Data records:

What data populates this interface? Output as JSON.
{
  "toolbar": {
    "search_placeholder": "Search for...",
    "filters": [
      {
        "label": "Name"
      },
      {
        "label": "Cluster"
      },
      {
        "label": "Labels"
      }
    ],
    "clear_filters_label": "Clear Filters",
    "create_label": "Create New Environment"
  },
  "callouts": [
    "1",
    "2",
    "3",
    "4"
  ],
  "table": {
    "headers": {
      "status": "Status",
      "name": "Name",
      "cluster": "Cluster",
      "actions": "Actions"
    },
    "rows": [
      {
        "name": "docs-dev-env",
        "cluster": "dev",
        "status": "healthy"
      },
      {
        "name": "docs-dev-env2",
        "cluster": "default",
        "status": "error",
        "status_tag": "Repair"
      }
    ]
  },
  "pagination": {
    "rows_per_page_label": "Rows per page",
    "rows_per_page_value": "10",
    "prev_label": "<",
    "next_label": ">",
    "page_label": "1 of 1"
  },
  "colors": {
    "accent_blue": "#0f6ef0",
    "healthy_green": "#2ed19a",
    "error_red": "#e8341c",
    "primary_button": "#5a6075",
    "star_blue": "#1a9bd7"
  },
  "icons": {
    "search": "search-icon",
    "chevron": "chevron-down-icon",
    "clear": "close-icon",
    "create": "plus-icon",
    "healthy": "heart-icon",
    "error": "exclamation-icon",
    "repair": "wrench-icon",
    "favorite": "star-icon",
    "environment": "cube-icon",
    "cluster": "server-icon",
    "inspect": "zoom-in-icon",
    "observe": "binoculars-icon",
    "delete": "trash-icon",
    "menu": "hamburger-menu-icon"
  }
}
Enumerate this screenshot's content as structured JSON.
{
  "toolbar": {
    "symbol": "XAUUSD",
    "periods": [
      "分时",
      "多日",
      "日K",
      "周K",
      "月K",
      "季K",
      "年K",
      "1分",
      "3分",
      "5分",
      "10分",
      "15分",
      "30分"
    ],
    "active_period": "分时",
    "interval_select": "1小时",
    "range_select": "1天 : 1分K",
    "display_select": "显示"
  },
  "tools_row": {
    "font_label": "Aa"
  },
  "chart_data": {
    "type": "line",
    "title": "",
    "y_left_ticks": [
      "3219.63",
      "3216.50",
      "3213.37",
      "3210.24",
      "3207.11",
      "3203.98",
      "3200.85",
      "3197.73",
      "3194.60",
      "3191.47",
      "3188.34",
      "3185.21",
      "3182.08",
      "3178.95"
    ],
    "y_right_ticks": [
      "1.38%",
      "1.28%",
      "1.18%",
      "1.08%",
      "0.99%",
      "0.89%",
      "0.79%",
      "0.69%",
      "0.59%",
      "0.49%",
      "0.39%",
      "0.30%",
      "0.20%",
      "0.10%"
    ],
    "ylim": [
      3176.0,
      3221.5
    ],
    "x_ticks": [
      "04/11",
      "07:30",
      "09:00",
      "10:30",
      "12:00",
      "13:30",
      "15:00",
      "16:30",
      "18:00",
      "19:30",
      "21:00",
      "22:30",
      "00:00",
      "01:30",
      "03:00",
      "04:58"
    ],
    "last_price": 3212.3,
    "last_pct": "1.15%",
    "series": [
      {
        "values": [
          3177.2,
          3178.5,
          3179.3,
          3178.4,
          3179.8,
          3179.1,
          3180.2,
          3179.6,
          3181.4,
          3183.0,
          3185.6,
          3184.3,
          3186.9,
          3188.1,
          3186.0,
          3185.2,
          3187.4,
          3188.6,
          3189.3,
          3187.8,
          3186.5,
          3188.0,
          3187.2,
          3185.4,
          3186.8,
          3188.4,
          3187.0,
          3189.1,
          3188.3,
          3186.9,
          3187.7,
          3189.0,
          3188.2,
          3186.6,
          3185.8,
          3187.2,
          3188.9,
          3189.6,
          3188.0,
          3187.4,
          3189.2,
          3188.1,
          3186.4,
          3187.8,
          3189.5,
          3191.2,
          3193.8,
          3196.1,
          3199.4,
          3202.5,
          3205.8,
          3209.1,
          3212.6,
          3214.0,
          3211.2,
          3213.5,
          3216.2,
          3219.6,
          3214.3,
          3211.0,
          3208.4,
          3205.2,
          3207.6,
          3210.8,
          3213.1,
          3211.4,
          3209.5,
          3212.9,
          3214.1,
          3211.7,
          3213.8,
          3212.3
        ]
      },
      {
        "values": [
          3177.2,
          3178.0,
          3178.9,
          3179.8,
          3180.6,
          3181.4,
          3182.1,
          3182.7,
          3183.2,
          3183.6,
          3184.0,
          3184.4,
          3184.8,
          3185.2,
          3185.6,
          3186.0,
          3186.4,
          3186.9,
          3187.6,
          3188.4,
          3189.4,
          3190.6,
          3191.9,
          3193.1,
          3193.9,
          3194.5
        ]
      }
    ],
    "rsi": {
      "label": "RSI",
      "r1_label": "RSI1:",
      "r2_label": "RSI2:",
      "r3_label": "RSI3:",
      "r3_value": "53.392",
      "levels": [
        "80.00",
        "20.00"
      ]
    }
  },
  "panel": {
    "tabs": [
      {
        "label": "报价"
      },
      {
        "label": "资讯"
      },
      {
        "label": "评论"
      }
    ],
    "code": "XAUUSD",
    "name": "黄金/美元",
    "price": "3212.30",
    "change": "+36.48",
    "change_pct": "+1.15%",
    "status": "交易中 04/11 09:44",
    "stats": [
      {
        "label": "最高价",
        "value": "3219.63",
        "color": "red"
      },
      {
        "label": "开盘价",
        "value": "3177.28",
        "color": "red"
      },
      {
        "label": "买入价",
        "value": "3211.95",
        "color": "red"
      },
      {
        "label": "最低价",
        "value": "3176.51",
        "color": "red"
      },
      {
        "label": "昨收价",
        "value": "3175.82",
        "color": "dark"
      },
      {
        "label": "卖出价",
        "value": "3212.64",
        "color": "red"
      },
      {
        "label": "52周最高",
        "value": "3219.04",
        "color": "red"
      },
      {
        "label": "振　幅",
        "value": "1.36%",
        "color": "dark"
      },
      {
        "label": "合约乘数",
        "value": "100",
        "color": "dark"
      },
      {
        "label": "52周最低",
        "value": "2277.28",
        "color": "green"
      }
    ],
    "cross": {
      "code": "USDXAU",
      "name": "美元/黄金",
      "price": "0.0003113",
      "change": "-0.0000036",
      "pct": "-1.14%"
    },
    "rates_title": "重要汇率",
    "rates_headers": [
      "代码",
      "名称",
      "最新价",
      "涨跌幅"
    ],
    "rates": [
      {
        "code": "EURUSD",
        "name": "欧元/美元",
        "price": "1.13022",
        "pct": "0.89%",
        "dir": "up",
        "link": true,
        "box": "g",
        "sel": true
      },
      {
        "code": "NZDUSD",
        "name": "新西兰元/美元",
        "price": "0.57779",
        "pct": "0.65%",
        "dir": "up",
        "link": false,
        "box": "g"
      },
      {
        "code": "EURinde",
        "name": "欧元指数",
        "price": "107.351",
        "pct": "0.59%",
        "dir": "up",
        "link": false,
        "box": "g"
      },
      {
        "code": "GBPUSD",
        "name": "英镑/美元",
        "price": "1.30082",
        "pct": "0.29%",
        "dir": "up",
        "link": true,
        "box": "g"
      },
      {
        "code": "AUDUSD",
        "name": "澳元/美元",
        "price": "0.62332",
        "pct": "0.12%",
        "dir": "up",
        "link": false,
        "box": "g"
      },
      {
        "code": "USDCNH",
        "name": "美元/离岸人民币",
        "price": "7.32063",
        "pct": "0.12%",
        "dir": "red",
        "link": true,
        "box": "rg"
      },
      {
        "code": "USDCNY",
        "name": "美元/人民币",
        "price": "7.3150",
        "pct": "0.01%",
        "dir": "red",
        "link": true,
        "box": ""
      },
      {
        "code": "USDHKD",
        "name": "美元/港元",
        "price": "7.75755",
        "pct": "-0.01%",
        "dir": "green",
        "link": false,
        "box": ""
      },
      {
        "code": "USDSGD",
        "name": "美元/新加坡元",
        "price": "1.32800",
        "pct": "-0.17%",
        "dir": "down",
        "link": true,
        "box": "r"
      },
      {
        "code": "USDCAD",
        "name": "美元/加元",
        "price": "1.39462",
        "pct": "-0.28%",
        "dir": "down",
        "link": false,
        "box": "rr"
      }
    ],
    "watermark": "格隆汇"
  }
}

#### [WHAT THE TASK REQUIRES]
Gather each line in the data that holds the string "this".

#### [TASK RESULT]
What data populates this interface? Output as JSON.
Enumerate this screenshot's content as structured JSON.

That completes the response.